WHAT YOU SHOULD DO: Find every line with the string "cresc" in it, count them, and reply with that count only.

(Data records)
####
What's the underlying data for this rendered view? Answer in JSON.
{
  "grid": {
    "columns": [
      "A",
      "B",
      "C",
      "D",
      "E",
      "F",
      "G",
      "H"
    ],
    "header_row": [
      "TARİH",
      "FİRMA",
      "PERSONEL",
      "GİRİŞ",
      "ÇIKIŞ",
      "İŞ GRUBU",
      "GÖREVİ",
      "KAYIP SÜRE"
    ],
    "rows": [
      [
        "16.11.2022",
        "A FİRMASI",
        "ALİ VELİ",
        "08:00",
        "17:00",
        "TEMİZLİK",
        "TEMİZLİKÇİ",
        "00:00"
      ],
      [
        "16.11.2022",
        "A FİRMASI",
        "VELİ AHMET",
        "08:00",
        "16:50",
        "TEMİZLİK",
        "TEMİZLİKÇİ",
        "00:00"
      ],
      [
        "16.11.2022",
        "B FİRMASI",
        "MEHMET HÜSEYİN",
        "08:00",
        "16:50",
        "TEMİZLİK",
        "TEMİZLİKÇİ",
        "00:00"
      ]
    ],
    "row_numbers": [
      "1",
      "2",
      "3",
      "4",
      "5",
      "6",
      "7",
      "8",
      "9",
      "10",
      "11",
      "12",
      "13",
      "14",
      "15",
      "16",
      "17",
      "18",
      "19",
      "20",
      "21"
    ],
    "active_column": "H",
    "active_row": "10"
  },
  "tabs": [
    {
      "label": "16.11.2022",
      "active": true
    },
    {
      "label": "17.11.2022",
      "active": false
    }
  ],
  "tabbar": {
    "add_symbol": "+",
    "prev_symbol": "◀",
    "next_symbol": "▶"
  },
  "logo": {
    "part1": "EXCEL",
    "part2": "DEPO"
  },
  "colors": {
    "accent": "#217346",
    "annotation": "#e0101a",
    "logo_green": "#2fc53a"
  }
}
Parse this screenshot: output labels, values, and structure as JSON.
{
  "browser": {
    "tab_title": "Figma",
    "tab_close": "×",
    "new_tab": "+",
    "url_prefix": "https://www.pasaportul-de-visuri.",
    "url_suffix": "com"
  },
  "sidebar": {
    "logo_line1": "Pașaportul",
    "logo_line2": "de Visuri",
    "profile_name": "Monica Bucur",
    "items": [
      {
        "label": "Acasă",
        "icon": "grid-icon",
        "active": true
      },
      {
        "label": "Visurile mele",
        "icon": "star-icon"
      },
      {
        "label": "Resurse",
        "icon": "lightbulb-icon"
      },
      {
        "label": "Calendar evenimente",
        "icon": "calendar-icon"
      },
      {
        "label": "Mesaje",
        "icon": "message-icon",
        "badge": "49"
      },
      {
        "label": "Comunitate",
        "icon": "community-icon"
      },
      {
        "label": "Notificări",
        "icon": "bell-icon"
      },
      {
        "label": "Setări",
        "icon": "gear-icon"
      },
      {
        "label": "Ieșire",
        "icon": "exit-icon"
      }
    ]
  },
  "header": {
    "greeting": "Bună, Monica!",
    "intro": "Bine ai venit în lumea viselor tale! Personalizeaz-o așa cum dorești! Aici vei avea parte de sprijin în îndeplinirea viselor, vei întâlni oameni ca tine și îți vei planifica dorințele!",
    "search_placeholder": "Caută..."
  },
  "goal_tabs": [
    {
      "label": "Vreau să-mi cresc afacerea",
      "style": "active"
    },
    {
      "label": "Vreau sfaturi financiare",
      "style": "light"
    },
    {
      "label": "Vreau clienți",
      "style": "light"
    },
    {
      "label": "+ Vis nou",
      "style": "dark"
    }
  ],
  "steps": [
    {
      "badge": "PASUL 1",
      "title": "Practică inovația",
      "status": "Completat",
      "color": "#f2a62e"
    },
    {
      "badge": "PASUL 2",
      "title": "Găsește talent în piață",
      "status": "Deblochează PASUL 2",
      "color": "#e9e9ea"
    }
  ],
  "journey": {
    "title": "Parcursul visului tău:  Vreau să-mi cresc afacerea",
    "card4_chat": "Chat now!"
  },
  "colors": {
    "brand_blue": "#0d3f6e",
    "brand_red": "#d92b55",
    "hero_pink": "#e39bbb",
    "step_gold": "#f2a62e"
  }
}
####
ANSWER TO THIS TASK: 2